> **SOURCE DATA**:
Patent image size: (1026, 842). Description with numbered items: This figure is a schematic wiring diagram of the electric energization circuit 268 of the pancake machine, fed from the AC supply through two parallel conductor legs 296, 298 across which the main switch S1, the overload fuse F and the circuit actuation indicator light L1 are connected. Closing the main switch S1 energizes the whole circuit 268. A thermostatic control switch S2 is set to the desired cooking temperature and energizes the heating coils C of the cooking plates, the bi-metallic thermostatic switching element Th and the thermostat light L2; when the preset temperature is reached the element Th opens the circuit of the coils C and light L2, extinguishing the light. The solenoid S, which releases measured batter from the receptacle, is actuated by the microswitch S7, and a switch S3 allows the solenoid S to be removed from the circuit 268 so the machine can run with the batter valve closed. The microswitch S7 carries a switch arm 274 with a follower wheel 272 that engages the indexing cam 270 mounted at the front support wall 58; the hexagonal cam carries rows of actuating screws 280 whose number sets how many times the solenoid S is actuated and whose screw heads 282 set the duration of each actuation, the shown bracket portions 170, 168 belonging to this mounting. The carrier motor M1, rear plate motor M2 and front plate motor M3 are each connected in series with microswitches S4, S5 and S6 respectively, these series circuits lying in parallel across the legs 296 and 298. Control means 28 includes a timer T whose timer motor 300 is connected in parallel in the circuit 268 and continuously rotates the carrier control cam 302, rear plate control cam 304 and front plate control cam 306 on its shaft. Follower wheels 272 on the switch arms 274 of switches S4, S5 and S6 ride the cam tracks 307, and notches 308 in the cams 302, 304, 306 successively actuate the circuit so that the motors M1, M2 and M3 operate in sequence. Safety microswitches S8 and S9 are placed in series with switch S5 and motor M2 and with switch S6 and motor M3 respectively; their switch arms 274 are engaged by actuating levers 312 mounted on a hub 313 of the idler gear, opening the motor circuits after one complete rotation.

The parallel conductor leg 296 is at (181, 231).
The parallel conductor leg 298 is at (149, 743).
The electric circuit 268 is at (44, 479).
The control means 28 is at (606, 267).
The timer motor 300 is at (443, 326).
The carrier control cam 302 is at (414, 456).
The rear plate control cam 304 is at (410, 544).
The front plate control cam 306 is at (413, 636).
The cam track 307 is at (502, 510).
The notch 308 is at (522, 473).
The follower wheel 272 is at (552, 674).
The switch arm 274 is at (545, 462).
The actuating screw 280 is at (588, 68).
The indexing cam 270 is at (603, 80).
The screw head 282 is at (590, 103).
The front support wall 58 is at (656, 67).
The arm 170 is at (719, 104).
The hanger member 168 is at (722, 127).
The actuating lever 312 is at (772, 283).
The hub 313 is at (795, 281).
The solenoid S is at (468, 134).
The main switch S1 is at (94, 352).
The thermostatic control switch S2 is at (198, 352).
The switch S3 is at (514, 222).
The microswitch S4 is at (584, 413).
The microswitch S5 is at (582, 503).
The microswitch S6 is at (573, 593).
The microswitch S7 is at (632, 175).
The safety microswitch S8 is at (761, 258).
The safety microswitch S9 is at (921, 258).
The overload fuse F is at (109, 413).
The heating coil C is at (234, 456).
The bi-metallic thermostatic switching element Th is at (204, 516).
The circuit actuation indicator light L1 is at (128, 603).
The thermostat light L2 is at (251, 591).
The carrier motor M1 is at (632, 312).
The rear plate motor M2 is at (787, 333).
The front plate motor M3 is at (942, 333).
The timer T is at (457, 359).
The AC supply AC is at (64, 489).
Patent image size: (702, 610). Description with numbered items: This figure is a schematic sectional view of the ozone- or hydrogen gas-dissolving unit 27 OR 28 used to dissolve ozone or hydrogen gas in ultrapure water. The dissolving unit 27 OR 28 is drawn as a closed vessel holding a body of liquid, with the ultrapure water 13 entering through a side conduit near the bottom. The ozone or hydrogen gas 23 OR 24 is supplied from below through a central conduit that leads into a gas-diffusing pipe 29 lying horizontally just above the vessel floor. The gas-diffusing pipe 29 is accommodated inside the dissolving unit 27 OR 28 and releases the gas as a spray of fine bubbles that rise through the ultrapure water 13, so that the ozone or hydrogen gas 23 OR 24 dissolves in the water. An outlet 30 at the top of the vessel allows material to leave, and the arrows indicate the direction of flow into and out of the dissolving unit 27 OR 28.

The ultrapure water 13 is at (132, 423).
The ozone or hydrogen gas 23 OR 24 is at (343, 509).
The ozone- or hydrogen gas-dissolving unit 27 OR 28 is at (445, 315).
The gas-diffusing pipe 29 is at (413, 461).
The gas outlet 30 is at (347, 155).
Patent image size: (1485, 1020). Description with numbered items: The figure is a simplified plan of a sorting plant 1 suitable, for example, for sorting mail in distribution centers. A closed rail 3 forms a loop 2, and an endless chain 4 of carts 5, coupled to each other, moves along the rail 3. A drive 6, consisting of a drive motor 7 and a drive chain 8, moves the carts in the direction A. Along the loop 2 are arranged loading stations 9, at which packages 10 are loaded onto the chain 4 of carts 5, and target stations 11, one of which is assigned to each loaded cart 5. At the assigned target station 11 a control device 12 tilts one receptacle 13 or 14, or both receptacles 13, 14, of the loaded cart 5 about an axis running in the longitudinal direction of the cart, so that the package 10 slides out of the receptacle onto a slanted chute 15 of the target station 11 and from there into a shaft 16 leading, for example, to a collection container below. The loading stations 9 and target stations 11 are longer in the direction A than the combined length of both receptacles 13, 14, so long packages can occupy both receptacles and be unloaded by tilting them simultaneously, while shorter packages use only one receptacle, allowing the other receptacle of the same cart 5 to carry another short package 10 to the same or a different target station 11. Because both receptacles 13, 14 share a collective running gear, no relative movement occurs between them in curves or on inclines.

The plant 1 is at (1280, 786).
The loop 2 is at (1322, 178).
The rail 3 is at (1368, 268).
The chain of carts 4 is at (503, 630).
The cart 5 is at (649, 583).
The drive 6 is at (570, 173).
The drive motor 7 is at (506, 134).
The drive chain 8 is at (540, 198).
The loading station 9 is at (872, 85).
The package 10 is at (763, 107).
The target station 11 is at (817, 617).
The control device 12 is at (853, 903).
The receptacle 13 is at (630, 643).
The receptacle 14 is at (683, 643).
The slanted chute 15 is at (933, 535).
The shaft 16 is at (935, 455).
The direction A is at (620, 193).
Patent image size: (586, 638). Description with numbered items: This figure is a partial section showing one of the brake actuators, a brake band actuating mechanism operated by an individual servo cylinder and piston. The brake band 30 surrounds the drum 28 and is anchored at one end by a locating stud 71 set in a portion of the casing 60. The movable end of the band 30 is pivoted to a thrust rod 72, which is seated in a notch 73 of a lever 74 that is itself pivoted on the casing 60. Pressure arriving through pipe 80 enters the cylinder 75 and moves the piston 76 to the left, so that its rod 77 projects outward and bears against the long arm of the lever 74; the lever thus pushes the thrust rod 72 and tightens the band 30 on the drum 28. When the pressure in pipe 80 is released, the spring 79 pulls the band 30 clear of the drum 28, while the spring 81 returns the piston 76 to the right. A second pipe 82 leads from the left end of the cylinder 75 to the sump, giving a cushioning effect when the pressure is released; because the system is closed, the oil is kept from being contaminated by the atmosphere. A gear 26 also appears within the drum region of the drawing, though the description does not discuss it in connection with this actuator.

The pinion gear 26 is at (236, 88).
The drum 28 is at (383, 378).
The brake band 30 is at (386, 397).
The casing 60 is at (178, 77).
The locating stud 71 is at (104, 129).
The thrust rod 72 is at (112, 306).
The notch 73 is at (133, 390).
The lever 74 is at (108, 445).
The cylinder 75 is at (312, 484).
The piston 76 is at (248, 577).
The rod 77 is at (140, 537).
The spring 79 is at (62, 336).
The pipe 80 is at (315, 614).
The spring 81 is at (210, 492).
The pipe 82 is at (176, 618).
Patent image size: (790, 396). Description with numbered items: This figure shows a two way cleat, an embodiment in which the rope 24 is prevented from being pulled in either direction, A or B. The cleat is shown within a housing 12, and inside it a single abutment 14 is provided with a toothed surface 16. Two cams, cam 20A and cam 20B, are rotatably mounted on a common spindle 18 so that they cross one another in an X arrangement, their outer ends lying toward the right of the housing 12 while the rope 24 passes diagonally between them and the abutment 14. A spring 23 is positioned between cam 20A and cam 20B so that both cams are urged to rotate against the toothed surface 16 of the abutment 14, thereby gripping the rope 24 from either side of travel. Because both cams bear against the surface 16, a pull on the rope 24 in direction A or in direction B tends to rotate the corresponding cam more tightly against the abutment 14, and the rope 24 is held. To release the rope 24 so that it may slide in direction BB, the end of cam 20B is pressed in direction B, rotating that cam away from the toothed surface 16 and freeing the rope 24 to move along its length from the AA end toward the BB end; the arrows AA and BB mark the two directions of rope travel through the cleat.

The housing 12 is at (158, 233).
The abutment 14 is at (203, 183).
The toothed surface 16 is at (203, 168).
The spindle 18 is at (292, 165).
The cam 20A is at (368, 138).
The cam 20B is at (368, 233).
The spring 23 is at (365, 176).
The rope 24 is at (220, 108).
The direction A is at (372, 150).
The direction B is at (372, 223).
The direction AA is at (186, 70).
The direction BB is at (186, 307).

> **SHORT PROBLEM**: Output as a numbered list the lines of the data from the one containing "Patent image size: (702, 610)." through the one containing "The gas outlet 30 is at (347, 155).", inclusive, omitting blank lines.

> **WRITTEN REPLY**:
1. Patent image size: (702, 610). Description with numbered items: This figure is a schematic sectional view of the ozone- or hydrogen gas-dissolving unit 27 OR 28 used to dissolve ozone or hydrogen gas in ultrapure water. The dissolving unit 27 OR 28 is drawn as a closed vessel holding a body of liquid, with the ultrapure water 13 entering through a side conduit near the bottom. The ozone or hydrogen gas 23 OR 24 is supplied from below through a central conduit that leads into a gas-diffusing pipe 29 lying horizontally just above the vessel floor. The gas-diffusing pipe 29 is accommodated inside the dissolving unit 27 OR 28 and releases the gas as a spray of fine bubbles that rise through the ultrapure water 13, so that the ozone or hydrogen gas 23 OR 24 dissolves in the water. An outlet 30 at the top of the vessel allows material to leave, and the arrows indicate the direction of flow into and out of the dissolving unit 27 OR 28.
2. The ultrapure water 13 is at (132, 423).
3. The ozone or hydrogen gas 23 OR 24 is at (343, 509).
4. The ozone- or hydrogen gas-dissolving unit 27 OR 28 is at (445, 315).
5. The gas-diffusing pipe 29 is at (413, 461).
6. The gas outlet 30 is at (347, 155).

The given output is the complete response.